- EXERCISE -
Reproduce each of the rows below word for word, leaving nothing out.
----- GIVEN RECORDS -----
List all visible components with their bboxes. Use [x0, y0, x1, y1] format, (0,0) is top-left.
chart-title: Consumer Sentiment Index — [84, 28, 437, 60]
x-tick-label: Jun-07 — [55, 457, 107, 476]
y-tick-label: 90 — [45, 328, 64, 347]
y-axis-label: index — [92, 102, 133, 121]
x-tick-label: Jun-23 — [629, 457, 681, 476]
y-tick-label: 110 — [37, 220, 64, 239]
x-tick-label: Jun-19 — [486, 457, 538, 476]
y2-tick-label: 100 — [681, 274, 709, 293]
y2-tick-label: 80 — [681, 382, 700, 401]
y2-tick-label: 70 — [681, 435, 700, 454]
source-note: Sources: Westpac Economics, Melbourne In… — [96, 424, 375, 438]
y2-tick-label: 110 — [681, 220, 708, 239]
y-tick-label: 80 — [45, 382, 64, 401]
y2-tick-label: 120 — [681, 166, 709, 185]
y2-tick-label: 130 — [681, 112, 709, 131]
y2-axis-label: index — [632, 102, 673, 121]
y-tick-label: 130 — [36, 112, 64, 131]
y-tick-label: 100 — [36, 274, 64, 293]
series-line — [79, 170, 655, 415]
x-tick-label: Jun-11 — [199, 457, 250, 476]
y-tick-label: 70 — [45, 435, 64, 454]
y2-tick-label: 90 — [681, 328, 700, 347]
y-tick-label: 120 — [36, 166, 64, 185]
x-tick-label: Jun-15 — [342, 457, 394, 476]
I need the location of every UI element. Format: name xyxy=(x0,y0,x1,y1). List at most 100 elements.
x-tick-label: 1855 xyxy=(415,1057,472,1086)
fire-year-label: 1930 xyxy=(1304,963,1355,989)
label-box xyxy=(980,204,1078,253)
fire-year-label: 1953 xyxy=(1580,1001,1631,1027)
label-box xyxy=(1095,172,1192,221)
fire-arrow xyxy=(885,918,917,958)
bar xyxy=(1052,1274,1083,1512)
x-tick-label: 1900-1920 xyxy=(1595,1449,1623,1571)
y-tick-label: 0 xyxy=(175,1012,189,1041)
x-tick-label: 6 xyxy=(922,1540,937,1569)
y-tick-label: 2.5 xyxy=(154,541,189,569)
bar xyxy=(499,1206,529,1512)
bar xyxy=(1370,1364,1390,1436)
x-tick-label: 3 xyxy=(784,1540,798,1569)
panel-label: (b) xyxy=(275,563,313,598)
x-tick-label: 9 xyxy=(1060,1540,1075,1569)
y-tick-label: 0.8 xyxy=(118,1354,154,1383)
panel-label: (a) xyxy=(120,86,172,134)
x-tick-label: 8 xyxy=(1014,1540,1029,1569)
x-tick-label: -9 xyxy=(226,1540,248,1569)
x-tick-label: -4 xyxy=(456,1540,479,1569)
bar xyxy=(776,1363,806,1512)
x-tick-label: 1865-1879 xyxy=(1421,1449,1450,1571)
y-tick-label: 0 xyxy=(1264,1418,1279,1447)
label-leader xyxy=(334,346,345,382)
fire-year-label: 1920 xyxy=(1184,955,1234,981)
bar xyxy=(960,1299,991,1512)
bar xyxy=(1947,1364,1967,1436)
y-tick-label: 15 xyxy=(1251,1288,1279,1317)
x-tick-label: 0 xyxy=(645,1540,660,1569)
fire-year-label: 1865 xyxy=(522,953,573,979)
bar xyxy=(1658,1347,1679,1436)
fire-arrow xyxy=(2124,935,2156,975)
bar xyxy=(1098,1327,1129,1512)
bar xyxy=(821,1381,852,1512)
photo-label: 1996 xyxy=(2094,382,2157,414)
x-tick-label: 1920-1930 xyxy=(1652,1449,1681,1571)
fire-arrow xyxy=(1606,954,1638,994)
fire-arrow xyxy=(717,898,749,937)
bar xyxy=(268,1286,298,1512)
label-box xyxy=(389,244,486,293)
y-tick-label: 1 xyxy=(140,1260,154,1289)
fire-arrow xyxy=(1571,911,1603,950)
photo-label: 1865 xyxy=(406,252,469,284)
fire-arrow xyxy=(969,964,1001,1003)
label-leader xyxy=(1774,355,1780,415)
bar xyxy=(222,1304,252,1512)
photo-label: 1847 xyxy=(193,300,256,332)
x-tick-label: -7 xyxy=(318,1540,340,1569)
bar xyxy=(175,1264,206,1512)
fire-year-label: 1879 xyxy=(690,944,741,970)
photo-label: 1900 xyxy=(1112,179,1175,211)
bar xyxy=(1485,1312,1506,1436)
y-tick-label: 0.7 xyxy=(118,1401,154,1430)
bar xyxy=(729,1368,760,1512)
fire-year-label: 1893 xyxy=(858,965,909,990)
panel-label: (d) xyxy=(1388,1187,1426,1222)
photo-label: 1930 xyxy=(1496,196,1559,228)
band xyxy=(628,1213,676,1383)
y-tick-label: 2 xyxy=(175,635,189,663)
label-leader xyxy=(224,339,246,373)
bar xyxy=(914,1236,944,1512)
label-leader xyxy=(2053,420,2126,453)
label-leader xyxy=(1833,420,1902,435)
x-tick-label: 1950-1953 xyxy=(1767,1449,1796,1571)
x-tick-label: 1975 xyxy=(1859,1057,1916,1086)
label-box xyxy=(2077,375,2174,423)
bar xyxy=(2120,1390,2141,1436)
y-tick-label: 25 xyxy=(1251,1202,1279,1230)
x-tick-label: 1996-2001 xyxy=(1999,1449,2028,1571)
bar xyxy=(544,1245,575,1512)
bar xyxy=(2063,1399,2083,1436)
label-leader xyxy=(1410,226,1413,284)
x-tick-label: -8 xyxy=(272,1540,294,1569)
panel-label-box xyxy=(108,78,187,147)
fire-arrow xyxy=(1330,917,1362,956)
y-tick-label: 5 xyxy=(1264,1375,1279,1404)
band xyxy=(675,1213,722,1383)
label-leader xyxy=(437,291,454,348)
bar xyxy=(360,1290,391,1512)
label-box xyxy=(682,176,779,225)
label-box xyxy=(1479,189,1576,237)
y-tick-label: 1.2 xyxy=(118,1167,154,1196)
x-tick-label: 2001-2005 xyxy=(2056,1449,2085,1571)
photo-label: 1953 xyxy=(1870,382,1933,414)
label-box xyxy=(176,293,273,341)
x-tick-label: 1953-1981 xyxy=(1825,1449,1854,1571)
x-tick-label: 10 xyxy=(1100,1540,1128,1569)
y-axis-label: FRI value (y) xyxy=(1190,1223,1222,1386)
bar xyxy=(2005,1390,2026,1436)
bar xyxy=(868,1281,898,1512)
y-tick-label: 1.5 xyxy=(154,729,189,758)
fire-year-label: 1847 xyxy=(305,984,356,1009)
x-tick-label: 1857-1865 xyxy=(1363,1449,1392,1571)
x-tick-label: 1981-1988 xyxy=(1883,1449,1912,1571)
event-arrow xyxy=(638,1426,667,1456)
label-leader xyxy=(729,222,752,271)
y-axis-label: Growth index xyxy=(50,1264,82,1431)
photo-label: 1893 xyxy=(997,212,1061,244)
-----
- RESULT OF THE EXERCISE -
List all visible components with their bboxes. Use [x0, y0, x1, y1] format, (0,0) is top-left.
chart-title: Consumer Sentiment Index — [84, 28, 437, 60]
x-tick-label: Jun-07 — [55, 457, 107, 476]
y-tick-label: 90 — [45, 328, 64, 347]
y-axis-label: index — [92, 102, 133, 121]
x-tick-label: Jun-23 — [629, 457, 681, 476]
y-tick-label: 110 — [37, 220, 64, 239]
x-tick-label: Jun-19 — [486, 457, 538, 476]
y2-tick-label: 100 — [681, 274, 709, 293]
y2-tick-label: 80 — [681, 382, 700, 401]
y2-tick-label: 70 — [681, 435, 700, 454]
source-note: Sources: Westpac Economics, Melbourne In… — [96, 424, 375, 438]
y2-tick-label: 110 — [681, 220, 708, 239]
y-tick-label: 80 — [45, 382, 64, 401]
y2-tick-label: 120 — [681, 166, 709, 185]
y2-tick-label: 130 — [681, 112, 709, 131]
y2-axis-label: index — [632, 102, 673, 121]
y-tick-label: 130 — [36, 112, 64, 131]
y-tick-label: 100 — [36, 274, 64, 293]
series-line — [79, 170, 655, 415]
x-tick-label: Jun-11 — [199, 457, 250, 476]
y-tick-label: 70 — [45, 435, 64, 454]
y2-tick-label: 90 — [681, 328, 700, 347]
y-tick-label: 120 — [36, 166, 64, 185]
x-tick-label: Jun-15 — [342, 457, 394, 476]
I need the location of every UI element. Format: name xyxy=(x0,y0,x1,y1). List at most 100 elements.
x-tick-label: 1855 xyxy=(415,1057,472,1086)
fire-year-label: 1930 xyxy=(1304,963,1355,989)
label-box xyxy=(980,204,1078,253)
fire-year-label: 1953 xyxy=(1580,1001,1631,1027)
label-box xyxy=(1095,172,1192,221)
fire-arrow xyxy=(885,918,917,958)
bar xyxy=(1052,1274,1083,1512)
x-tick-label: 1900-1920 xyxy=(1595,1449,1623,1571)
y-tick-label: 0 xyxy=(175,1012,189,1041)
x-tick-label: 6 xyxy=(922,1540,937,1569)
y-tick-label: 2.5 xyxy=(154,541,189,569)
bar xyxy=(499,1206,529,1512)
bar xyxy=(1370,1364,1390,1436)
x-tick-label: 3 xyxy=(784,1540,798,1569)
panel-label: (b) xyxy=(275,563,313,598)
x-tick-label: 9 xyxy=(1060,1540,1075,1569)
y-tick-label: 0.8 xyxy=(118,1354,154,1383)
panel-label: (a) xyxy=(120,86,172,134)
x-tick-label: 8 xyxy=(1014,1540,1029,1569)
x-tick-label: -9 xyxy=(226,1540,248,1569)
x-tick-label: -4 xyxy=(456,1540,479,1569)
bar xyxy=(776,1363,806,1512)
x-tick-label: 1865-1879 xyxy=(1421,1449,1450,1571)
y-tick-label: 0 xyxy=(1264,1418,1279,1447)
label-leader xyxy=(334,346,345,382)
fire-year-label: 1920 xyxy=(1184,955,1234,981)
bar xyxy=(960,1299,991,1512)
bar xyxy=(1947,1364,1967,1436)
y-tick-label: 15 xyxy=(1251,1288,1279,1317)
x-tick-label: 0 xyxy=(645,1540,660,1569)
fire-year-label: 1865 xyxy=(522,953,573,979)
bar xyxy=(1658,1347,1679,1436)
fire-arrow xyxy=(2124,935,2156,975)
bar xyxy=(1098,1327,1129,1512)
bar xyxy=(821,1381,852,1512)
photo-label: 1996 xyxy=(2094,382,2157,414)
x-tick-label: 1920-1930 xyxy=(1652,1449,1681,1571)
fire-arrow xyxy=(1606,954,1638,994)
fire-arrow xyxy=(717,898,749,937)
bar xyxy=(268,1286,298,1512)
label-box xyxy=(389,244,486,293)
y-tick-label: 1 xyxy=(140,1260,154,1289)
fire-arrow xyxy=(1571,911,1603,950)
photo-label: 1865 xyxy=(406,252,469,284)
fire-arrow xyxy=(969,964,1001,1003)
label-leader xyxy=(1774,355,1780,415)
bar xyxy=(222,1304,252,1512)
photo-label: 1847 xyxy=(193,300,256,332)
x-tick-label: -7 xyxy=(318,1540,340,1569)
bar xyxy=(175,1264,206,1512)
fire-year-label: 1879 xyxy=(690,944,741,970)
photo-label: 1900 xyxy=(1112,179,1175,211)
bar xyxy=(1485,1312,1506,1436)
y-tick-label: 0.7 xyxy=(118,1401,154,1430)
bar xyxy=(729,1368,760,1512)
fire-year-label: 1893 xyxy=(858,965,909,990)
panel-label: (d) xyxy=(1388,1187,1426,1222)
photo-label: 1930 xyxy=(1496,196,1559,228)
band xyxy=(628,1213,676,1383)
y-tick-label: 2 xyxy=(175,635,189,663)
label-leader xyxy=(224,339,246,373)
bar xyxy=(914,1236,944,1512)
label-leader xyxy=(2053,420,2126,453)
label-leader xyxy=(1833,420,1902,435)
x-tick-label: 1950-1953 xyxy=(1767,1449,1796,1571)
x-tick-label: 1975 xyxy=(1859,1057,1916,1086)
label-box xyxy=(2077,375,2174,423)
bar xyxy=(2120,1390,2141,1436)
y-tick-label: 25 xyxy=(1251,1202,1279,1230)
x-tick-label: 1996-2001 xyxy=(1999,1449,2028,1571)
bar xyxy=(544,1245,575,1512)
bar xyxy=(2063,1399,2083,1436)
label-leader xyxy=(1410,226,1413,284)
x-tick-label: -8 xyxy=(272,1540,294,1569)
panel-label-box xyxy=(108,78,187,147)
fire-arrow xyxy=(1330,917,1362,956)
y-tick-label: 5 xyxy=(1264,1375,1279,1404)
band xyxy=(675,1213,722,1383)
label-leader xyxy=(437,291,454,348)
bar xyxy=(360,1290,391,1512)
label-box xyxy=(682,176,779,225)
label-box xyxy=(1479,189,1576,237)
y-tick-label: 1.2 xyxy=(118,1167,154,1196)
x-tick-label: 2001-2005 xyxy=(2056,1449,2085,1571)
photo-label: 1953 xyxy=(1870,382,1933,414)
label-box xyxy=(176,293,273,341)
x-tick-label: 1953-1981 xyxy=(1825,1449,1854,1571)
x-tick-label: 10 xyxy=(1100,1540,1128,1569)
y-axis-label: FRI value (y) xyxy=(1190,1223,1222,1386)
bar xyxy=(2005,1390,2026,1436)
bar xyxy=(868,1281,898,1512)
y-tick-label: 1.5 xyxy=(154,729,189,758)
fire-year-label: 1847 xyxy=(305,984,356,1009)
x-tick-label: 1857-1865 xyxy=(1363,1449,1392,1571)
x-tick-label: 1981-1988 xyxy=(1883,1449,1912,1571)
event-arrow xyxy=(638,1426,667,1456)
label-leader xyxy=(729,222,752,271)
y-axis-label: Growth index xyxy=(50,1264,82,1431)
photo-label: 1893 xyxy=(997,212,1061,244)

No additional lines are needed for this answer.